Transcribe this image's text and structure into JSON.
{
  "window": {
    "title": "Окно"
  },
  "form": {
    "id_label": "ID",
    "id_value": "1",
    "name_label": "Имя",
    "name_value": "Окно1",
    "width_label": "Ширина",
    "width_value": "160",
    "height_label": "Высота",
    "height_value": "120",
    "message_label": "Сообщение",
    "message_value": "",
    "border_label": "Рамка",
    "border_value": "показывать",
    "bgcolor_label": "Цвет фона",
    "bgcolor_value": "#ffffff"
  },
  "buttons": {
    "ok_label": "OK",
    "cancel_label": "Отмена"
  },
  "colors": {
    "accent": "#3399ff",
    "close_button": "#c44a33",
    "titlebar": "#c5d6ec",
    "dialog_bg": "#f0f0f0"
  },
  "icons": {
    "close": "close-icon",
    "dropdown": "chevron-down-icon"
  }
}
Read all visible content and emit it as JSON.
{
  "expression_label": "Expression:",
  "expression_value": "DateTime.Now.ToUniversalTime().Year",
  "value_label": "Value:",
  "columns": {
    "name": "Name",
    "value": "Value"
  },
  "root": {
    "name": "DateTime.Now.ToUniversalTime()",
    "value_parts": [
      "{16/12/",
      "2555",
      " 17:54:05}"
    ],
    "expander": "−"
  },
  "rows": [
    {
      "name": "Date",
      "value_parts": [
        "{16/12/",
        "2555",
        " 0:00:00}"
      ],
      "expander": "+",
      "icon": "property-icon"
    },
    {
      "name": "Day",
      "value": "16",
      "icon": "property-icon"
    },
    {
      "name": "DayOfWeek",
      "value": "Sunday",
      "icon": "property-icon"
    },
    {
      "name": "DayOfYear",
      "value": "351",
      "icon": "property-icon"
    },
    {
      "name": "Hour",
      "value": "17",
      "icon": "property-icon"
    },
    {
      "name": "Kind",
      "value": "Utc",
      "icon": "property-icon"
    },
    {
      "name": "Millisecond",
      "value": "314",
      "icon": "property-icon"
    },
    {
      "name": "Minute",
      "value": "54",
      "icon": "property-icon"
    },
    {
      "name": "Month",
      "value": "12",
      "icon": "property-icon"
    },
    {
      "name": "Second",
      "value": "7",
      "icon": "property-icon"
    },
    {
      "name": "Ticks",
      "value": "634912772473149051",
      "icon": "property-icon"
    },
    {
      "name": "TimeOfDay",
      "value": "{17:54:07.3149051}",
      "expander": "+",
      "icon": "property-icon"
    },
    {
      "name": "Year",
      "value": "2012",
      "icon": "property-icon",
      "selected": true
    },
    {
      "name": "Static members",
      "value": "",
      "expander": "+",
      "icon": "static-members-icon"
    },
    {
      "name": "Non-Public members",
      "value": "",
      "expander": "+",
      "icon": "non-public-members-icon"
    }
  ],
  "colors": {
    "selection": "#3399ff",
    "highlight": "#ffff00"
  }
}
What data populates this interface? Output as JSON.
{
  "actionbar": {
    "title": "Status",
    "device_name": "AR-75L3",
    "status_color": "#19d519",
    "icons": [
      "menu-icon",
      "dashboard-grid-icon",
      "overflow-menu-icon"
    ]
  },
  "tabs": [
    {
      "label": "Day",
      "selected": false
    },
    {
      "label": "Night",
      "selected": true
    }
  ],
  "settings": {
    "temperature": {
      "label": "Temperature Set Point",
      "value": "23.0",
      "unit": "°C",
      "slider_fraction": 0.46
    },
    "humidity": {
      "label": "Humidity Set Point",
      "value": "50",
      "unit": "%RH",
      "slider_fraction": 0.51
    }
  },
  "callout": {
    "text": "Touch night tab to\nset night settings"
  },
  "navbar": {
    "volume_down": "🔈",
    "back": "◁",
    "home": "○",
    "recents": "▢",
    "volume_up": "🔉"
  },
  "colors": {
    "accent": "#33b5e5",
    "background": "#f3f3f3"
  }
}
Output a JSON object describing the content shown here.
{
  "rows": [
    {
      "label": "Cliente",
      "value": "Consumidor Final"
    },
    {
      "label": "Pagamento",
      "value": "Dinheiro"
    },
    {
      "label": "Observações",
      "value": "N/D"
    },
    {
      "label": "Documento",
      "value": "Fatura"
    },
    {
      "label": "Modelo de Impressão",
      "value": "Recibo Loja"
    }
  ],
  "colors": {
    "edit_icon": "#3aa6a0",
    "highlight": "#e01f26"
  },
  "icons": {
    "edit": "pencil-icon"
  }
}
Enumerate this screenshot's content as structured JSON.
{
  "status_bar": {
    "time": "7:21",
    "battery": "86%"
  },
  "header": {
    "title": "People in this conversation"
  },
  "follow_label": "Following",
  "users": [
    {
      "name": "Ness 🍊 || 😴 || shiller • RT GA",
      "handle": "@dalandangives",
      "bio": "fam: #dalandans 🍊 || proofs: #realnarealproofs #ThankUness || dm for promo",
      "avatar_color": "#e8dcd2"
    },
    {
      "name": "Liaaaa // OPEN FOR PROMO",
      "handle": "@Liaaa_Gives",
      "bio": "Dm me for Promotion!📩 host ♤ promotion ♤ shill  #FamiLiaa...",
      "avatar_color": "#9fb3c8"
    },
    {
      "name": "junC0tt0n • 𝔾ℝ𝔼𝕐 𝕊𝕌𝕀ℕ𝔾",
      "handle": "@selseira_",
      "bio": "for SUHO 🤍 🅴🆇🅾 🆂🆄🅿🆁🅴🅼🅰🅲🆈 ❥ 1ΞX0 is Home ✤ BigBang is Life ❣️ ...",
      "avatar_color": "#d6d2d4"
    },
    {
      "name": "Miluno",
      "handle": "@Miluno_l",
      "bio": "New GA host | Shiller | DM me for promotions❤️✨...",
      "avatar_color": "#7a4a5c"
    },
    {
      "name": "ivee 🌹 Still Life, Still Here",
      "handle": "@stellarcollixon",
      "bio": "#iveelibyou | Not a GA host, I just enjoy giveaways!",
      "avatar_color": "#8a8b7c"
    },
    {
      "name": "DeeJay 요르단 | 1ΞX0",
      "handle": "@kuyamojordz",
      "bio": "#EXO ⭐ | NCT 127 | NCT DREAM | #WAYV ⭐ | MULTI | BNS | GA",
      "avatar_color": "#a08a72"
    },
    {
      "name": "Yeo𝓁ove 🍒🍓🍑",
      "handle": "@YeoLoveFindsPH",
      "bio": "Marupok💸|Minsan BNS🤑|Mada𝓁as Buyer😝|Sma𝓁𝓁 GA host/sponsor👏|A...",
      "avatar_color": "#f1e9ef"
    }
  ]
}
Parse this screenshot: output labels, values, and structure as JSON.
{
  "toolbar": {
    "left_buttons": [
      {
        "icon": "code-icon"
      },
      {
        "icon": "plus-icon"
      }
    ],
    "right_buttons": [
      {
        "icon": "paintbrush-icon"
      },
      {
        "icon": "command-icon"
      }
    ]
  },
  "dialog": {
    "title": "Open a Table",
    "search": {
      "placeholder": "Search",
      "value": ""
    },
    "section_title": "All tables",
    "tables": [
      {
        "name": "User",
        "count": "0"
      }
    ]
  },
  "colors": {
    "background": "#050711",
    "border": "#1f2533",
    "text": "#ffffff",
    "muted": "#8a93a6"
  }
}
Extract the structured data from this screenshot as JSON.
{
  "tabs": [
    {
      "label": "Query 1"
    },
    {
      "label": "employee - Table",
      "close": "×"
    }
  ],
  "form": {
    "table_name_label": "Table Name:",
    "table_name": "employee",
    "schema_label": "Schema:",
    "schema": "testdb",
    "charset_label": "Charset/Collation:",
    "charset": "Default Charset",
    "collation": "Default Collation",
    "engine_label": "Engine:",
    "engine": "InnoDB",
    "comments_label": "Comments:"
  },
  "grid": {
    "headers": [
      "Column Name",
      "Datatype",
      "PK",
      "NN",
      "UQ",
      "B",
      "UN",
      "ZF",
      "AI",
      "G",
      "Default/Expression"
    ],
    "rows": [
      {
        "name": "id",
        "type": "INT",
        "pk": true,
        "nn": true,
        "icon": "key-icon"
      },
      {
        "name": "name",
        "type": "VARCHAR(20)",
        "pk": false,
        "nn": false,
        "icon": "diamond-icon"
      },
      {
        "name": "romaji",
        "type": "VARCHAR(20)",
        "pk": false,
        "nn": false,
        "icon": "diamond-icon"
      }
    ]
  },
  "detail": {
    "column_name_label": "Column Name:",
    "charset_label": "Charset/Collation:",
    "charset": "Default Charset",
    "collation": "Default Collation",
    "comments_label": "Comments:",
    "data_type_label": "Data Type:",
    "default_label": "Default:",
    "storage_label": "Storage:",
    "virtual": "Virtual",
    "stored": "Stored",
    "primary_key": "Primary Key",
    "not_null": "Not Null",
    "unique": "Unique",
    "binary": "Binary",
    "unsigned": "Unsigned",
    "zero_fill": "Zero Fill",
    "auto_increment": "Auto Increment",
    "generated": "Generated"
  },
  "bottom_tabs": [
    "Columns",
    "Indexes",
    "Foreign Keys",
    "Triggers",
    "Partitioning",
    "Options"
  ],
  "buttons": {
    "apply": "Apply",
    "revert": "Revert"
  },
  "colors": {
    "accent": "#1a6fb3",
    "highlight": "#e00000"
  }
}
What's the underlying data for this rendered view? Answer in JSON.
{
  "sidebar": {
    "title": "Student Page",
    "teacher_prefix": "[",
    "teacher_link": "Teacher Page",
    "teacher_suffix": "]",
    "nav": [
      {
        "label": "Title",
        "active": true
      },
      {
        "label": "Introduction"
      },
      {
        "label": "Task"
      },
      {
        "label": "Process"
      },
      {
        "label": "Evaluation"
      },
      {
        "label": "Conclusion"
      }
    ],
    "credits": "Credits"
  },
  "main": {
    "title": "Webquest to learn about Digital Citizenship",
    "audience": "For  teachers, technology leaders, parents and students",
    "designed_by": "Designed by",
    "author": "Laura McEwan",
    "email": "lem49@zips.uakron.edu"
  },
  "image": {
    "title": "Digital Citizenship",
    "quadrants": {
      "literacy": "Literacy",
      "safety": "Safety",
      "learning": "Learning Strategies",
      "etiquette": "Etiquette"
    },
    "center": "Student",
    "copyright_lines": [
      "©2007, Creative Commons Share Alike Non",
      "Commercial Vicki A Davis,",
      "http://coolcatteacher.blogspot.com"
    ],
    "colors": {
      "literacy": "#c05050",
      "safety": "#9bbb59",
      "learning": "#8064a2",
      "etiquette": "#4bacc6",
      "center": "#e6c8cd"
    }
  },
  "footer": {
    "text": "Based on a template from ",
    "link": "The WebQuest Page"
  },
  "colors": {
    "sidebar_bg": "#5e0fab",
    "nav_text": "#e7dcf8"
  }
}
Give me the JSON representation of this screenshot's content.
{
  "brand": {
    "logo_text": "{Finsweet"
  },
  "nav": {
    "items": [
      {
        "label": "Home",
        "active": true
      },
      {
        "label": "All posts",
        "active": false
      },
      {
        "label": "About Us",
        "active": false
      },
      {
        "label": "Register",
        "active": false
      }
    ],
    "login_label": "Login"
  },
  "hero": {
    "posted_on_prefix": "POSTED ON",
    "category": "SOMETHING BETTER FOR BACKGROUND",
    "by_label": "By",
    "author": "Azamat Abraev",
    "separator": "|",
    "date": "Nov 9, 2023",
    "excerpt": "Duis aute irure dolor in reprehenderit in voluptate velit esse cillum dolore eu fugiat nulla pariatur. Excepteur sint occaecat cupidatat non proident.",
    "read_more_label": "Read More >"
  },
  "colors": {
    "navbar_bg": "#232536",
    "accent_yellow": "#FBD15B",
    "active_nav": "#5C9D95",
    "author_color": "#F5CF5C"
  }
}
———
_TASK PROMPT_. Among the entries above, identify all lines with "etiquette" and copy them.

_OUTPUT BELOW_.
      "etiquette": "Etiquette"
      "etiquette": "#4bacc6",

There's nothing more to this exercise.